**Material supplied**.
▼

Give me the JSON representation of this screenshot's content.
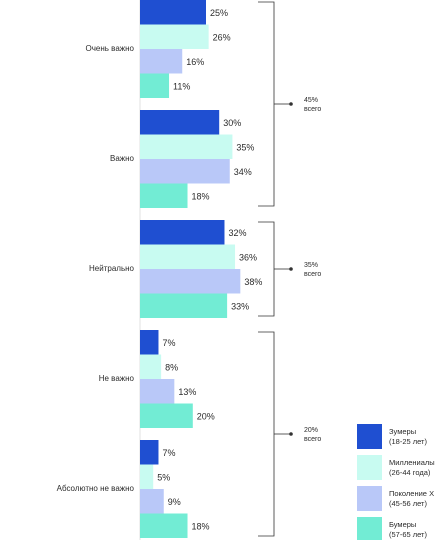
{
  "chart_data": {
    "type": "bar",
    "orientation": "horizontal",
    "unit": "%",
    "categories": [
      "Очень важно",
      "Важно",
      "Нейтрально",
      "Не важно",
      "Абсолютно не важно"
    ],
    "series": [
      {
        "name": "Зумеры",
        "subtitle": "(18-25 лет)",
        "color": "#1f4fd1",
        "values": [
          25,
          30,
          32,
          7,
          7
        ]
      },
      {
        "name": "Миллениалы",
        "subtitle": "(26-44 года)",
        "color": "#c8fbf1",
        "values": [
          26,
          35,
          36,
          8,
          5
        ]
      },
      {
        "name": "Поколение X",
        "subtitle": "(45-56 лет)",
        "color": "#b9c8f8",
        "values": [
          16,
          34,
          38,
          13,
          9
        ]
      },
      {
        "name": "Бумеры",
        "subtitle": "(57-65 лет)",
        "color": "#72ecd4",
        "values": [
          11,
          18,
          33,
          20,
          18
        ]
      }
    ],
    "groups": [
      {
        "value": "45%",
        "text": "всего",
        "categories": [
          0,
          1
        ]
      },
      {
        "value": "35%",
        "text": "всего",
        "categories": [
          2
        ]
      },
      {
        "value": "20%",
        "text": "всего",
        "categories": [
          3,
          4
        ]
      }
    ],
    "legend_position": "bottom-right",
    "grid": false
  }
}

▲

**What you should do**. Make an exact copy of the listing above. Do not include the pictures.

**Answer**.
Give me the JSON representation of this screenshot's content.
{
  "chart_data": {
    "type": "bar",
    "orientation": "horizontal",
    "unit": "%",
    "categories": [
      "Очень важно",
      "Важно",
      "Нейтрально",
      "Не важно",
      "Абсолютно не важно"
    ],
    "series": [
      {
        "name": "Зумеры",
        "subtitle": "(18-25 лет)",
        "color": "#1f4fd1",
        "values": [
          25,
          30,
          32,
          7,
          7
        ]
      },
      {
        "name": "Миллениалы",
        "subtitle": "(26-44 года)",
        "color": "#c8fbf1",
        "values": [
          26,
          35,
          36,
          8,
          5
        ]
      },
      {
        "name": "Поколение X",
        "subtitle": "(45-56 лет)",
        "color": "#b9c8f8",
        "values": [
          16,
          34,
          38,
          13,
          9
        ]
      },
      {
        "name": "Бумеры",
        "subtitle": "(57-65 лет)",
        "color": "#72ecd4",
        "values": [
          11,
          18,
          33,
          20,
          18
        ]
      }
    ],
    "groups": [
      {
        "value": "45%",
        "text": "всего",
        "categories": [
          0,
          1
        ]
      },
      {
        "value": "35%",
        "text": "всего",
        "categories": [
          2
        ]
      },
      {
        "value": "20%",
        "text": "всего",
        "categories": [
          3,
          4
        ]
      }
    ],
    "legend_position": "bottom-right",
    "grid": false
  }
}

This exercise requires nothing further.